→ OBJECTIVE
Transcribe the whole listing below without changing a word, but leave out every image.

→ RECORDS PROVIDED
----

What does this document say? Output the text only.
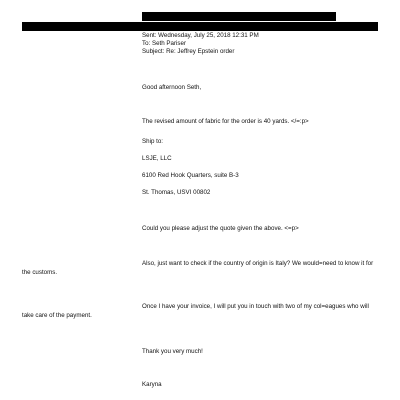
Sent: Wednesday, July 25, 2018 12:31 PM
To: Seth Pariser
Subject: Re: Jeffrey Epstein order
Good afternoon Seth,
The revised amount of fabric for the order is 40 yards. </=:p>
Ship to:
LSJE, LLC
6100 Red Hook Quarters, suite B-3
St. Thomas, USVI 00802
Could you please adjust the quote given the above. <=p>
Also, just want to check if the country of origin is Italy? We would=need to know it for the customs.
Once I have your invoice, I will put you in touch with two of my col=eagues who will take care of the payment.
Thank you very much!
Karyna
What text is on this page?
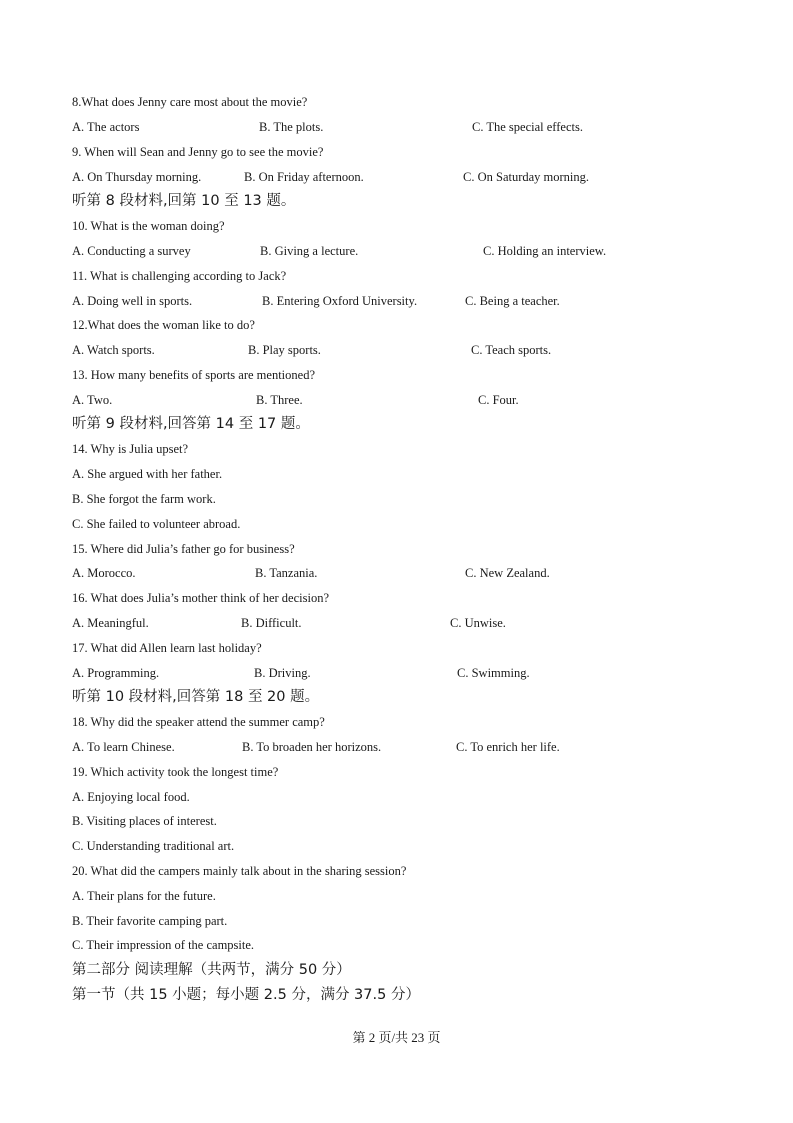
8.What does Jenny care most about the movie?
A. The actors	B. The plots.	C. The special effects.
9. When will Sean and Jenny go to see the movie?
A. On Thursday morning.	B. On Friday afternoon.	C. On Saturday morning.
听第 8 段材料,回第 10 至 13 题。
10. What is the woman doing?
A. Conducting a survey	B. Giving a lecture.	C. Holding an interview.
11. What is challenging according to Jack?
A. Doing well in sports.	B. Entering Oxford University.	C. Being a teacher.
12.What does the woman like to do?
A. Watch sports.	B. Play sports.	C. Teach sports.
13. How many benefits of sports are mentioned?
A. Two.	B. Three.	C. Four.
听第 9 段材料,回答第 14 至 17 题。
14. Why is Julia upset?
A. She argued with her father.
B. She forgot the farm work.
C. She failed to volunteer abroad.
15. Where did Julia’s father go for business?
A. Morocco.	B. Tanzania.	C. New Zealand.
16. What does Julia’s mother think of her decision?
A. Meaningful.	B. Difficult.	C. Unwise.
17. What did Allen learn last holiday?
A. Programming.	B. Driving.	C. Swimming.
听第 10 段材料,回答第 18 至 20 题。
18. Why did the speaker attend the summer camp?
A. To learn Chinese.	B. To broaden her horizons.	C. To enrich her life.
19. Which activity took the longest time?
A. Enjoying local food.
B. Visiting places of interest.
C. Understanding traditional art.
20. What did the campers mainly talk about in the sharing session?
A. Their plans for the future.
B. Their favorite camping part.
C. Their impression of the campsite.
第二部分 阅读理解（共两节，满分 50 分）
第一节（共 15 小题；每小题 2.5 分，满分 37.5 分）
第 2 页/共 23 页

----

→ EXERCISE RESULT
What does this document say? Output the text only.
Sent: Wednesday, July 25, 2018 12:31 PM
To: Seth Pariser
Subject: Re: Jeffrey Epstein order
Good afternoon Seth,
The revised amount of fabric for the order is 40 yards. </=:p>
Ship to:
LSJE, LLC
6100 Red Hook Quarters, suite B-3
St. Thomas, USVI 00802
Could you please adjust the quote given the above. <=p>
Also, just want to check if the country of origin is Italy? We would=need to know it for the customs.
Once I have your invoice, I will put you in touch with two of my col=eagues who will take care of the payment.
Thank you very much!
Karyna
What text is on this page?
8.What does Jenny care most about the movie?
A. The actors	B. The plots.	C. The special effects.
9. When will Sean and Jenny go to see the movie?
A. On Thursday morning.	B. On Friday afternoon.	C. On Saturday morning.
听第 8 段材料,回第 10 至 13 题。
10. What is the woman doing?
A. Conducting a survey	B. Giving a lecture.	C. Holding an interview.
11. What is challenging according to Jack?
A. Doing well in sports.	B. Entering Oxford University.	C. Being a teacher.
12.What does the woman like to do?
A. Watch sports.	B. Play sports.	C. Teach sports.
13. How many benefits of sports are mentioned?
A. Two.	B. Three.	C. Four.
听第 9 段材料,回答第 14 至 17 题。
14. Why is Julia upset?
A. She argued with her father.
B. She forgot the farm work.
C. She failed to volunteer abroad.
15. Where did Julia’s father go for business?
A. Morocco.	B. Tanzania.	C. New Zealand.
16. What does Julia’s mother think of her decision?
A. Meaningful.	B. Difficult.	C. Unwise.
17. What did Allen learn last holiday?
A. Programming.	B. Driving.	C. Swimming.
听第 10 段材料,回答第 18 至 20 题。
18. Why did the speaker attend the summer camp?
A. To learn Chinese.	B. To broaden her horizons.	C. To enrich her life.
19. Which activity took the longest time?
A. Enjoying local food.
B. Visiting places of interest.
C. Understanding traditional art.
20. What did the campers mainly talk about in the sharing session?
A. Their plans for the future.
B. Their favorite camping part.
C. Their impression of the campsite.
第二部分 阅读理解（共两节，满分 50 分）
第一节（共 15 小题；每小题 2.5 分，满分 37.5 分）
第 2 页/共 23 页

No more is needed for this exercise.